-- Task instructions --
Say how many lines include "title", with no words around the number.

(begin)

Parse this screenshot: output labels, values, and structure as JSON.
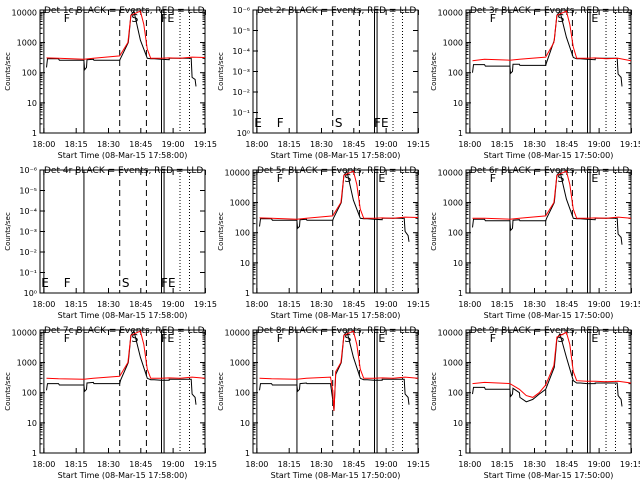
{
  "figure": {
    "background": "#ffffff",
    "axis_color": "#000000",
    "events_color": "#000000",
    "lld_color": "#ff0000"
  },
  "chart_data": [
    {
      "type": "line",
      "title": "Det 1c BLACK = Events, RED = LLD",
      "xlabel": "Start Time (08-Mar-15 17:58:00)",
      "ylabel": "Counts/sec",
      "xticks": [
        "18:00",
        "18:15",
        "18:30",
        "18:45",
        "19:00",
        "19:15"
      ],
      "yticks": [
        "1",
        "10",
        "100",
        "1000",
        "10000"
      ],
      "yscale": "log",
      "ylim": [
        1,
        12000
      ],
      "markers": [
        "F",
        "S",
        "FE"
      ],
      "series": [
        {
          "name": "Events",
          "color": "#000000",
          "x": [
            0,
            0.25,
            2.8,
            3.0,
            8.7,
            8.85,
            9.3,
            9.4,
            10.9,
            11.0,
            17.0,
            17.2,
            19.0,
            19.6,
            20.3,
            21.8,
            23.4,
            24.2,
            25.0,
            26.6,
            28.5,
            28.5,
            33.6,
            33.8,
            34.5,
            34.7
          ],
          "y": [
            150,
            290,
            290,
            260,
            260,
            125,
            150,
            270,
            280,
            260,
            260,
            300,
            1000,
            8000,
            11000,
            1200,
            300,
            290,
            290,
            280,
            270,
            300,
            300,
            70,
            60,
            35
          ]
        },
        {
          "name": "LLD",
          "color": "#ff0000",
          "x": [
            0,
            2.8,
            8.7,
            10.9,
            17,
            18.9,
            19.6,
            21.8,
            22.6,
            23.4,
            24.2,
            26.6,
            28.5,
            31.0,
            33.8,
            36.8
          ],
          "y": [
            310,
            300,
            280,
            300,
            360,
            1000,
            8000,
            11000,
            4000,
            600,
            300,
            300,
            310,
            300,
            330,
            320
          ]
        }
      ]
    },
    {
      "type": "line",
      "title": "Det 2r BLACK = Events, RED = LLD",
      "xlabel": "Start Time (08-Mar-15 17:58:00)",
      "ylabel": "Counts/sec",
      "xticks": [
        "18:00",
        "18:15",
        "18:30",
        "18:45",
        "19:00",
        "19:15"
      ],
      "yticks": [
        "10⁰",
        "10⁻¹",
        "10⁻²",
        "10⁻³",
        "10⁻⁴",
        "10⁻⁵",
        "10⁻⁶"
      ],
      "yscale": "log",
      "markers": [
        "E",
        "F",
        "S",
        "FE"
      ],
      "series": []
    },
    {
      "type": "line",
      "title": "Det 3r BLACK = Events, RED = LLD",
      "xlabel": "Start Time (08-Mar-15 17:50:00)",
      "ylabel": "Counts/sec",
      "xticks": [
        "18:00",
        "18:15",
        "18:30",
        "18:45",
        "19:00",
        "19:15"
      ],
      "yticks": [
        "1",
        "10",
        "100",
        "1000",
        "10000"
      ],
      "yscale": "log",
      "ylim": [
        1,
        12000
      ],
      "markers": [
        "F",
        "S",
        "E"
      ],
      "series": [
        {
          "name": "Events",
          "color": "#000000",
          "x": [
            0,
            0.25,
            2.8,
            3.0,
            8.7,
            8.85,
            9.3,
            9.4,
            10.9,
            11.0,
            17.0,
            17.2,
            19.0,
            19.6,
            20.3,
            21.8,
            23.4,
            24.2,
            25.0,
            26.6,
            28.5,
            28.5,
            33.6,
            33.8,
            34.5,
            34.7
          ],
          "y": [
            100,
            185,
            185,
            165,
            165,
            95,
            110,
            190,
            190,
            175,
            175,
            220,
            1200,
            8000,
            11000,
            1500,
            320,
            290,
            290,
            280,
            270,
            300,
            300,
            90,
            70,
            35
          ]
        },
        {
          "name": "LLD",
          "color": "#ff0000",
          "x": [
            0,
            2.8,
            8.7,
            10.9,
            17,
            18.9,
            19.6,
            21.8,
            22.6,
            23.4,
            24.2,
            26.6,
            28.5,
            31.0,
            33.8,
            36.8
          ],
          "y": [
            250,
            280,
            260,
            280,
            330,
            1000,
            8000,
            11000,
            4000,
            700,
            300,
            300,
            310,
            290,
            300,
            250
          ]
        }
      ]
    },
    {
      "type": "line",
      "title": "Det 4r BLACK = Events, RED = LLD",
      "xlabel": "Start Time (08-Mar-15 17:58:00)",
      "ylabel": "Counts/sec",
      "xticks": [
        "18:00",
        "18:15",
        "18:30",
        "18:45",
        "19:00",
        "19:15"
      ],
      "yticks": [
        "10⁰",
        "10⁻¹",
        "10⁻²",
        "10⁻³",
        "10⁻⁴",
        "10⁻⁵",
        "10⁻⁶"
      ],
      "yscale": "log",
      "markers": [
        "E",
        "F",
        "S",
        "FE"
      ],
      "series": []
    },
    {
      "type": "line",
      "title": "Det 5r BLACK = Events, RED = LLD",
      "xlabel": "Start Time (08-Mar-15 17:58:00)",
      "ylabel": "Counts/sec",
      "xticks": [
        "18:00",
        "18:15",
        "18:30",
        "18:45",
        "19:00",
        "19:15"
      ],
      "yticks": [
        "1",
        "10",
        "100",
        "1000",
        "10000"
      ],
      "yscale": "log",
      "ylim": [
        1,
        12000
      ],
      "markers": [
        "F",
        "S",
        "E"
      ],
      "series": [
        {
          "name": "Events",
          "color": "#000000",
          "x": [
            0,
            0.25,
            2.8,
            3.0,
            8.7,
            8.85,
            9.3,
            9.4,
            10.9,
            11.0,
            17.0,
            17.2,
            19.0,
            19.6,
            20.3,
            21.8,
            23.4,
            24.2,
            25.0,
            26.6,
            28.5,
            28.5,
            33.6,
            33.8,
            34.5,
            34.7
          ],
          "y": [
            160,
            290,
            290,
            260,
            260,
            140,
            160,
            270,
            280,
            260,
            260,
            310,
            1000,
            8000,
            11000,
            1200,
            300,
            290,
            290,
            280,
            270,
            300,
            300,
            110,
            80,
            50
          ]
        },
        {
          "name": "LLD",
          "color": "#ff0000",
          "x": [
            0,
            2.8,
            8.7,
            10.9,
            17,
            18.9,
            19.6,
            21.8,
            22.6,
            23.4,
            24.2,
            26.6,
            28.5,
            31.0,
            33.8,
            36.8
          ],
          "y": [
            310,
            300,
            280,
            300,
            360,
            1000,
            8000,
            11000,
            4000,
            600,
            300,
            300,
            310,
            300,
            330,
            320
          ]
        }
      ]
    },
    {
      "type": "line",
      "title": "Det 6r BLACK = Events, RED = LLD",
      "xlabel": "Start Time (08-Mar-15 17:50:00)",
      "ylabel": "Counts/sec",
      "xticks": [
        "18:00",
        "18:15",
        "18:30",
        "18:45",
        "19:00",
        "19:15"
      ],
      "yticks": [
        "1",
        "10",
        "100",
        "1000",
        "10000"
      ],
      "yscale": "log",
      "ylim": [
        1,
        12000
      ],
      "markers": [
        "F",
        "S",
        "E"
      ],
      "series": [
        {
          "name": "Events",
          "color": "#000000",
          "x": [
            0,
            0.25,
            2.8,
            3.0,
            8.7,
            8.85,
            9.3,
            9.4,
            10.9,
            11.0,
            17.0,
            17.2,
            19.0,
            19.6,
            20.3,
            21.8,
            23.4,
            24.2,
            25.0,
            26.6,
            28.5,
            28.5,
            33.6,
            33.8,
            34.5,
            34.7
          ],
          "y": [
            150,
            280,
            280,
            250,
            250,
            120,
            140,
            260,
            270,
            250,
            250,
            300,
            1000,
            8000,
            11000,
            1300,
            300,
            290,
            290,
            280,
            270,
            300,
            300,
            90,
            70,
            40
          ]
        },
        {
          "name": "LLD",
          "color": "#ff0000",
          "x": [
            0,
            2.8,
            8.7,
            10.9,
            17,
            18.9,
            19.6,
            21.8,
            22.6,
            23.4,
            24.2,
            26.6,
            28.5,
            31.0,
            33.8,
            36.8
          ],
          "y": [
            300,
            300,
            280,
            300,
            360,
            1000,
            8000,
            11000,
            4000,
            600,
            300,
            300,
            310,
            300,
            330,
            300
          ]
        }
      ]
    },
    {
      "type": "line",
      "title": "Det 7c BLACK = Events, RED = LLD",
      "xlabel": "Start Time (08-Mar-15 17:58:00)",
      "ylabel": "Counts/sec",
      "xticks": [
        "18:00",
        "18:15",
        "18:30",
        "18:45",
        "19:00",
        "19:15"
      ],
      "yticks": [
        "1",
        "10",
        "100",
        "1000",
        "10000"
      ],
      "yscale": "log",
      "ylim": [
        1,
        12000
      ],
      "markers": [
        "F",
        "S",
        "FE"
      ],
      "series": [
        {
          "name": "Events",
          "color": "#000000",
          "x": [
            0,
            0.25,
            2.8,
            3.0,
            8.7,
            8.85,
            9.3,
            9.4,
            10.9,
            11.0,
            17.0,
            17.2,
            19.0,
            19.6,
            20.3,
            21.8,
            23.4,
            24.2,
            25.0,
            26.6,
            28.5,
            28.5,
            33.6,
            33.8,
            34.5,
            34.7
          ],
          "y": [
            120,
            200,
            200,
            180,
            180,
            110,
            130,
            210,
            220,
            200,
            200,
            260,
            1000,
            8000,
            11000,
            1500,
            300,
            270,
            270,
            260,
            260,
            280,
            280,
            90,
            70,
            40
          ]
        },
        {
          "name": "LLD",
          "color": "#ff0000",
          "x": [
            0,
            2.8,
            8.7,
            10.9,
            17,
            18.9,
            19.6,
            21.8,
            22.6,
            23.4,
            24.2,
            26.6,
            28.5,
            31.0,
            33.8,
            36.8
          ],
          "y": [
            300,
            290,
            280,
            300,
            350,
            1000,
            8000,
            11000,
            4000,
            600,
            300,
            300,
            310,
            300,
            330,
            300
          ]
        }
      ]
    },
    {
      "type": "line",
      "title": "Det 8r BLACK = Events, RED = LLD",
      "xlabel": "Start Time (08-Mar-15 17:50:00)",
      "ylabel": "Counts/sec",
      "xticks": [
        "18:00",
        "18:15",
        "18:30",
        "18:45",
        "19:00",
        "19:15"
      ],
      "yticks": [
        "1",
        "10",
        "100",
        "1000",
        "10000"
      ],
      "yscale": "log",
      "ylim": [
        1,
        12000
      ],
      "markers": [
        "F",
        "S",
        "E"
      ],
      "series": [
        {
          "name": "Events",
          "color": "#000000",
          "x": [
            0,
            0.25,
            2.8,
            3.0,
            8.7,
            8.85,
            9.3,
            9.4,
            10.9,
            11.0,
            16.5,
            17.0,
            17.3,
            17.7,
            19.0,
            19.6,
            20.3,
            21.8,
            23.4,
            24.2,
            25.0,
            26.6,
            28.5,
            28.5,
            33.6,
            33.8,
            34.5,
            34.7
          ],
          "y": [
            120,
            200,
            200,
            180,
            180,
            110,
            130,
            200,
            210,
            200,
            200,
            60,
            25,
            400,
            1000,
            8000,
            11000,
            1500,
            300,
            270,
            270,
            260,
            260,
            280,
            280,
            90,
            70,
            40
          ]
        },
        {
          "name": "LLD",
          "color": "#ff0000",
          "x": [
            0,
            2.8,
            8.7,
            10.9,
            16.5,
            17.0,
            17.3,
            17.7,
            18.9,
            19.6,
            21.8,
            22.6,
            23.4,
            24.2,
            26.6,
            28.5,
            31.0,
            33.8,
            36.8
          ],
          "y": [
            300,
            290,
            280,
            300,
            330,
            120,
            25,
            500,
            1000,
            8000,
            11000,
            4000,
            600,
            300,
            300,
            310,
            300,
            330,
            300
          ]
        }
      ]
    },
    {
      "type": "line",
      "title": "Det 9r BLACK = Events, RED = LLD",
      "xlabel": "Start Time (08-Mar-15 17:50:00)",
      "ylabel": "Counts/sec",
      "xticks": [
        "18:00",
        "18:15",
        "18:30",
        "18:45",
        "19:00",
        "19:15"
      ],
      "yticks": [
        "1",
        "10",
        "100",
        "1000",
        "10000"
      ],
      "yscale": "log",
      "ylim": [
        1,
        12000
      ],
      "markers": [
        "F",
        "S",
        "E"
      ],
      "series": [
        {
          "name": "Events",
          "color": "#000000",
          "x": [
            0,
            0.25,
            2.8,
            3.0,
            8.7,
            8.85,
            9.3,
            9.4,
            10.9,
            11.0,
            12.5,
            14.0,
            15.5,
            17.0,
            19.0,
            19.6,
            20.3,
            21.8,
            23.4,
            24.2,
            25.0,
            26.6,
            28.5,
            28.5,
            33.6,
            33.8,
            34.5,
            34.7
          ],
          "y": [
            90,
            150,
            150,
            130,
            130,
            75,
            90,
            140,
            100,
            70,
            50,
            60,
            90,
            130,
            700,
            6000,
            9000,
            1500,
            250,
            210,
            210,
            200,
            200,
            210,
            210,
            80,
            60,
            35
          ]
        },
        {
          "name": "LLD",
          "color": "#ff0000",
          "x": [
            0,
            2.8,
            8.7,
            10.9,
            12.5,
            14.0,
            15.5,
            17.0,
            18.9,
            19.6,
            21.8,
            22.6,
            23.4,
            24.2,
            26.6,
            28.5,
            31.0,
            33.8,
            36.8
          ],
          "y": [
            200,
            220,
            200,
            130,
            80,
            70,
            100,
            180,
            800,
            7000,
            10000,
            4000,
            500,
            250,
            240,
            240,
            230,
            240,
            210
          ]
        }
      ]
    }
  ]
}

(end)

-- Reply --
9